Leaving out the pictures, retype all the material exactly.

DATASET ENTRIES =
— Begin —
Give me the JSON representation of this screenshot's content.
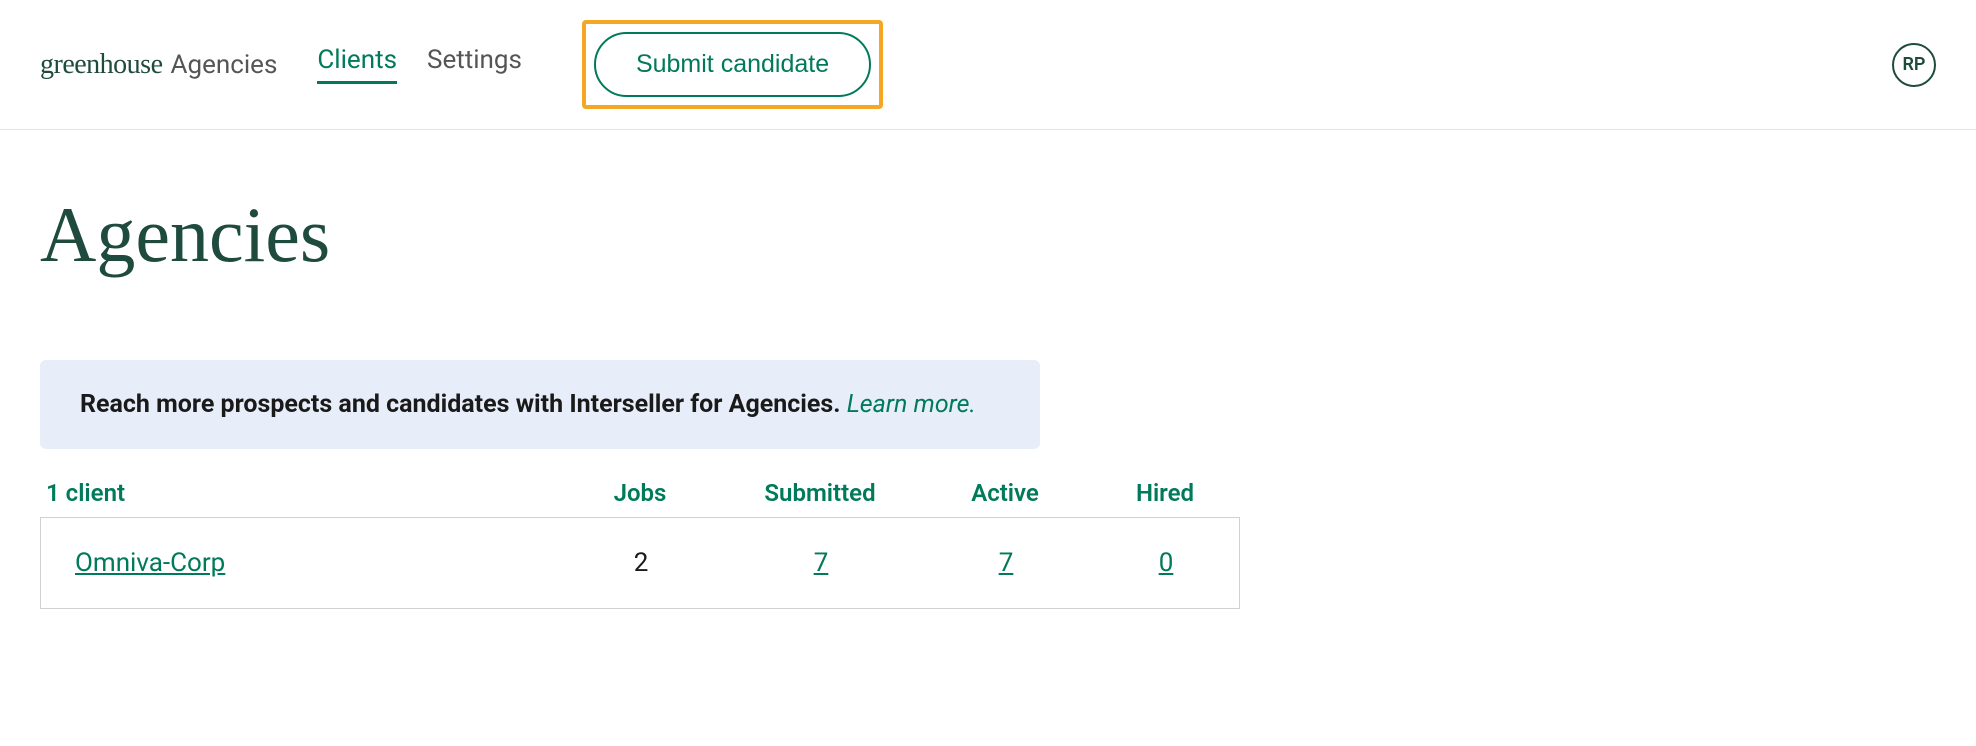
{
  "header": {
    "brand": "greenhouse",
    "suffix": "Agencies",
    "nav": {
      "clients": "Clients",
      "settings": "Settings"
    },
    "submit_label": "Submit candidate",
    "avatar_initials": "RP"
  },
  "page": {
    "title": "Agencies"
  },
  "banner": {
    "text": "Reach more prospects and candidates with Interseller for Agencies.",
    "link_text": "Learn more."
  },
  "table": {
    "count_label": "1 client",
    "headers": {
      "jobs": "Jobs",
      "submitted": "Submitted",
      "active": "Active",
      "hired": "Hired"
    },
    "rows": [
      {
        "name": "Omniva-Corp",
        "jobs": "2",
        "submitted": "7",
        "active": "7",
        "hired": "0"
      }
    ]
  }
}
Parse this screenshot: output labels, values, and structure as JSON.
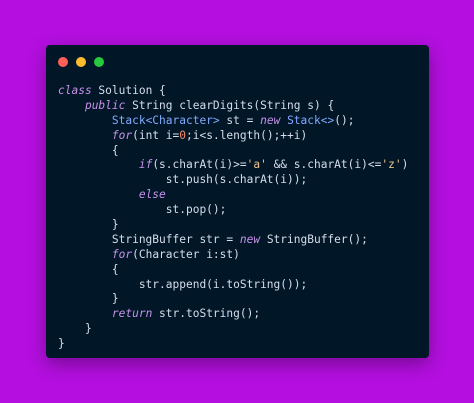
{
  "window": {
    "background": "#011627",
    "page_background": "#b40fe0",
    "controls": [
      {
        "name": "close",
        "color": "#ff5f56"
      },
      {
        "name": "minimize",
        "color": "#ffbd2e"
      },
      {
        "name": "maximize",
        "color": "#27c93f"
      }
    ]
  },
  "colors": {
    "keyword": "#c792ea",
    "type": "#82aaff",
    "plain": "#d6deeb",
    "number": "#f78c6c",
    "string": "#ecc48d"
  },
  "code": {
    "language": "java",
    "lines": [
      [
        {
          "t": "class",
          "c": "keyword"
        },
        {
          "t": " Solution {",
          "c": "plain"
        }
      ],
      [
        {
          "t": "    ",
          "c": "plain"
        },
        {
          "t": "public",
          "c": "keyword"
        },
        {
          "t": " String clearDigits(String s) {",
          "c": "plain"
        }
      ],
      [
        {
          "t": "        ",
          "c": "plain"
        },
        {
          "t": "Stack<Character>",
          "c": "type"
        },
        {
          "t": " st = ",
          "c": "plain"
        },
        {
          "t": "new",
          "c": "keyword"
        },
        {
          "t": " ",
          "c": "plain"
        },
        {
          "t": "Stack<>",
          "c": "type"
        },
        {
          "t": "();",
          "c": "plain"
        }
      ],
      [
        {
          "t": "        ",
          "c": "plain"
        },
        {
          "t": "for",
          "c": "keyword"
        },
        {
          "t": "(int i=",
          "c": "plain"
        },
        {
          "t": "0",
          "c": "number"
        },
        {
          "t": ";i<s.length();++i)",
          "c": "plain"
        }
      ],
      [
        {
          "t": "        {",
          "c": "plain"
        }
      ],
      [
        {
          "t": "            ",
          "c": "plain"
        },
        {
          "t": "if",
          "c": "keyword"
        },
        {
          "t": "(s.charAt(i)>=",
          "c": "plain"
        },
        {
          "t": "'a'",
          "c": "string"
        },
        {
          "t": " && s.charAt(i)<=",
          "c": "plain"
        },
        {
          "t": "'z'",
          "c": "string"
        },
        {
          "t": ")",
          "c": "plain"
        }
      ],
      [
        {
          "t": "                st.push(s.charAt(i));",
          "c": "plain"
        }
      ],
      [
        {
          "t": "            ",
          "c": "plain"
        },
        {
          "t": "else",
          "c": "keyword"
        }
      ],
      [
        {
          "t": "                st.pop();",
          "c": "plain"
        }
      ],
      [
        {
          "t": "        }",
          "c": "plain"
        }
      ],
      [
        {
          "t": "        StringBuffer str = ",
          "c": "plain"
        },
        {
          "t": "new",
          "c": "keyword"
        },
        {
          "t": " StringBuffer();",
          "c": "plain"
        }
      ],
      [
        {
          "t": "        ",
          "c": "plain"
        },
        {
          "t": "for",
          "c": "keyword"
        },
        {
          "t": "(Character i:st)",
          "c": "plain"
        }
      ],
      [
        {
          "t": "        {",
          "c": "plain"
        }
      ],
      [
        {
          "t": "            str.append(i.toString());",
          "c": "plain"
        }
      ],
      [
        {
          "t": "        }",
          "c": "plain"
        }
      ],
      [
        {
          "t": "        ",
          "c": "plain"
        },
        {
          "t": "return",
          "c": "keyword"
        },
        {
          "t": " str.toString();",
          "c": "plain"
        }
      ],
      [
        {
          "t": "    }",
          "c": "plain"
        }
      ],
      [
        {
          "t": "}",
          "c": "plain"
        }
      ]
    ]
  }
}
— End —
RESPONSE TO THIS EXERCISE =
Give me the JSON representation of this screenshot's content.
{
  "header": {
    "brand": "greenhouse",
    "suffix": "Agencies",
    "nav": {
      "clients": "Clients",
      "settings": "Settings"
    },
    "submit_label": "Submit candidate",
    "avatar_initials": "RP"
  },
  "page": {
    "title": "Agencies"
  },
  "banner": {
    "text": "Reach more prospects and candidates with Interseller for Agencies.",
    "link_text": "Learn more."
  },
  "table": {
    "count_label": "1 client",
    "headers": {
      "jobs": "Jobs",
      "submitted": "Submitted",
      "active": "Active",
      "hired": "Hired"
    },
    "rows": [
      {
        "name": "Omniva-Corp",
        "jobs": "2",
        "submitted": "7",
        "active": "7",
        "hired": "0"
      }
    ]
  }
}
Parse this screenshot: output labels, values, and structure as JSON.
{
  "window": {
    "background": "#011627",
    "page_background": "#b40fe0",
    "controls": [
      {
        "name": "close",
        "color": "#ff5f56"
      },
      {
        "name": "minimize",
        "color": "#ffbd2e"
      },
      {
        "name": "maximize",
        "color": "#27c93f"
      }
    ]
  },
  "colors": {
    "keyword": "#c792ea",
    "type": "#82aaff",
    "plain": "#d6deeb",
    "number": "#f78c6c",
    "string": "#ecc48d"
  },
  "code": {
    "language": "java",
    "lines": [
      [
        {
          "t": "class",
          "c": "keyword"
        },
        {
          "t": " Solution {",
          "c": "plain"
        }
      ],
      [
        {
          "t": "    ",
          "c": "plain"
        },
        {
          "t": "public",
          "c": "keyword"
        },
        {
          "t": " String clearDigits(String s) {",
          "c": "plain"
        }
      ],
      [
        {
          "t": "        ",
          "c": "plain"
        },
        {
          "t": "Stack<Character>",
          "c": "type"
        },
        {
          "t": " st = ",
          "c": "plain"
        },
        {
          "t": "new",
          "c": "keyword"
        },
        {
          "t": " ",
          "c": "plain"
        },
        {
          "t": "Stack<>",
          "c": "type"
        },
        {
          "t": "();",
          "c": "plain"
        }
      ],
      [
        {
          "t": "        ",
          "c": "plain"
        },
        {
          "t": "for",
          "c": "keyword"
        },
        {
          "t": "(int i=",
          "c": "plain"
        },
        {
          "t": "0",
          "c": "number"
        },
        {
          "t": ";i<s.length();++i)",
          "c": "plain"
        }
      ],
      [
        {
          "t": "        {",
          "c": "plain"
        }
      ],
      [
        {
          "t": "            ",
          "c": "plain"
        },
        {
          "t": "if",
          "c": "keyword"
        },
        {
          "t": "(s.charAt(i)>=",
          "c": "plain"
        },
        {
          "t": "'a'",
          "c": "string"
        },
        {
          "t": " && s.charAt(i)<=",
          "c": "plain"
        },
        {
          "t": "'z'",
          "c": "string"
        },
        {
          "t": ")",
          "c": "plain"
        }
      ],
      [
        {
          "t": "                st.push(s.charAt(i));",
          "c": "plain"
        }
      ],
      [
        {
          "t": "            ",
          "c": "plain"
        },
        {
          "t": "else",
          "c": "keyword"
        }
      ],
      [
        {
          "t": "                st.pop();",
          "c": "plain"
        }
      ],
      [
        {
          "t": "        }",
          "c": "plain"
        }
      ],
      [
        {
          "t": "        StringBuffer str = ",
          "c": "plain"
        },
        {
          "t": "new",
          "c": "keyword"
        },
        {
          "t": " StringBuffer();",
          "c": "plain"
        }
      ],
      [
        {
          "t": "        ",
          "c": "plain"
        },
        {
          "t": "for",
          "c": "keyword"
        },
        {
          "t": "(Character i:st)",
          "c": "plain"
        }
      ],
      [
        {
          "t": "        {",
          "c": "plain"
        }
      ],
      [
        {
          "t": "            str.append(i.toString());",
          "c": "plain"
        }
      ],
      [
        {
          "t": "        }",
          "c": "plain"
        }
      ],
      [
        {
          "t": "        ",
          "c": "plain"
        },
        {
          "t": "return",
          "c": "keyword"
        },
        {
          "t": " str.toString();",
          "c": "plain"
        }
      ],
      [
        {
          "t": "    }",
          "c": "plain"
        }
      ],
      [
        {
          "t": "}",
          "c": "plain"
        }
      ]
    ]
  }
}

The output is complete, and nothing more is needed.